** Problem details **
Report each line of the data that includes the word "Konsultanci".

┌─ Input

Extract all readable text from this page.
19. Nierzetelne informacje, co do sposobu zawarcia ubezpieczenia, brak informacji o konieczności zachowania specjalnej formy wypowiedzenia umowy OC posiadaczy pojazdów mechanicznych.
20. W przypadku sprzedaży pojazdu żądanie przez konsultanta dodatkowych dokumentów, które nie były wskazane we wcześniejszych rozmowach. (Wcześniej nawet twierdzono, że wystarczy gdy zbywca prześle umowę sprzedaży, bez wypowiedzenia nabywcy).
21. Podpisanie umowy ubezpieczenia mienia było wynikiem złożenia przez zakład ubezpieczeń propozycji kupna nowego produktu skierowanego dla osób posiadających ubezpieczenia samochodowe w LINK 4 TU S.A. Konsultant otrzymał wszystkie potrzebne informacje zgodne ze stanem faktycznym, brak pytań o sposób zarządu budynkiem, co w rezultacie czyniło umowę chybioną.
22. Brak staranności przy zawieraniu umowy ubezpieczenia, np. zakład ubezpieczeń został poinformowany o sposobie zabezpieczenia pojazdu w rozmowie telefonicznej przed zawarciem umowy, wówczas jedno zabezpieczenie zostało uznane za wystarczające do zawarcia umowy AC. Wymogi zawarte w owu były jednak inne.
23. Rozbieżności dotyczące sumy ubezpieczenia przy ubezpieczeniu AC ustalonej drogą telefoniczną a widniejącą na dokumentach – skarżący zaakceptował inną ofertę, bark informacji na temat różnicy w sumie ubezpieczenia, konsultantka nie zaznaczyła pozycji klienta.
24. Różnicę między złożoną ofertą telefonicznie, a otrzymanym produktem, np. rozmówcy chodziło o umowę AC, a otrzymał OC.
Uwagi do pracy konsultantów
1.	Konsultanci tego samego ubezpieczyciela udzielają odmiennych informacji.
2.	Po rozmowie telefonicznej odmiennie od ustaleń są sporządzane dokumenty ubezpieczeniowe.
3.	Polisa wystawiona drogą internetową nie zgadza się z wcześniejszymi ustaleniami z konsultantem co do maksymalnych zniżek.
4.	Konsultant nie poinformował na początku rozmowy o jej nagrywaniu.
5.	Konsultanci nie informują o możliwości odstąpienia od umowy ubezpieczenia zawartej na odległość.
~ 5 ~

└─

** Reply **
1.	Konsultanci tego samego ubezpieczyciela udzielają odmiennych informacji.
5.	Konsultanci nie informują o możliwości odstąpienia od umowy ubezpieczenia zawartej na odległość.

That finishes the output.